» Text segment:
A valuable aid for stress and anxiety

Besides the clinical evidence, various scientific researches have validated the Tomatis method as an effective technique in the aid of anxiety and depression.

In medicine and psychology, the term "stress" is given to any cause (physical, chemical, psychic, and so on) capable of exerting upon the organism, through a prolonged action, a harmful stimulus, consequently provoking its reaction. By the same name is indicated also — and it is in this form that the term is known — the psychophysical response to stressful stimuli. Each person, moreover, responds in a different manner to these stressful stimuli. Some subjects do so with anxious manifestations that may be of a physical kind, such as the increase of the heart rate, stomach disturbances, sweaty hands, and so on; others, instead, through psychological symptoms that may comprise feelings of unease, worry and nervousness. It is normal to experience anxiety in one's own life. If, however, this experience has a significant impact upon the person's life, it is possible that he comes to suffer from an anxiety disorder.

Tomatis and anxiety

The programme with the Tomatis method, as an aid for anxiety, concentrates upon two significant areas involved in the emotions.

» Data provided:
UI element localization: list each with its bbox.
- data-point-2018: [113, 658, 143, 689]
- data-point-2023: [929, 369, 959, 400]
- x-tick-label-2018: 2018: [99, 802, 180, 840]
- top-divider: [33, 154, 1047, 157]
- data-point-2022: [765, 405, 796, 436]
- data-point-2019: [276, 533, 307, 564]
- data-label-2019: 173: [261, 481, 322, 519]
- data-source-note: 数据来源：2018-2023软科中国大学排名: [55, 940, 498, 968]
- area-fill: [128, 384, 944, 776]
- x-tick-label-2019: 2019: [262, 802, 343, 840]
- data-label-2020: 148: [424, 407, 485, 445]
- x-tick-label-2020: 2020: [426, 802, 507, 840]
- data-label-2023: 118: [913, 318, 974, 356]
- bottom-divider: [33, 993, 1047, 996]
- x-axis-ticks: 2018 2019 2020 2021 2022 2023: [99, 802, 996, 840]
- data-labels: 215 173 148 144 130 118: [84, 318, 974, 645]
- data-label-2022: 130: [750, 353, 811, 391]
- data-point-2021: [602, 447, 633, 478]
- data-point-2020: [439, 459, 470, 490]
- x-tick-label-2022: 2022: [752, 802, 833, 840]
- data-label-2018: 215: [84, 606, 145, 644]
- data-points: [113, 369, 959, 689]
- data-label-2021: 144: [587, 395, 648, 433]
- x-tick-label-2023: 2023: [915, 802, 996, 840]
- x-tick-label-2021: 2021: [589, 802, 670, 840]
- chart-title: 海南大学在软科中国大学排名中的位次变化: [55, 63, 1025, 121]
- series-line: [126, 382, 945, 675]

» What this exercise asks:
1. In the text on stress and the Tomatis method, how many significant areas involved in the emotions does the Tomatis program for anxiety concentrate on?
2. Print the part of the text on stress and the Tomatis method starting at "A valuable aid" and ending at "anxiety and depression.".

» Expected results:
1. Two.

2.
A valuable aid for stress and anxiety

Besides the clinical evidence, various scientific researches have validated the Tomatis method as an effective technique in the aid of anxiety and depression.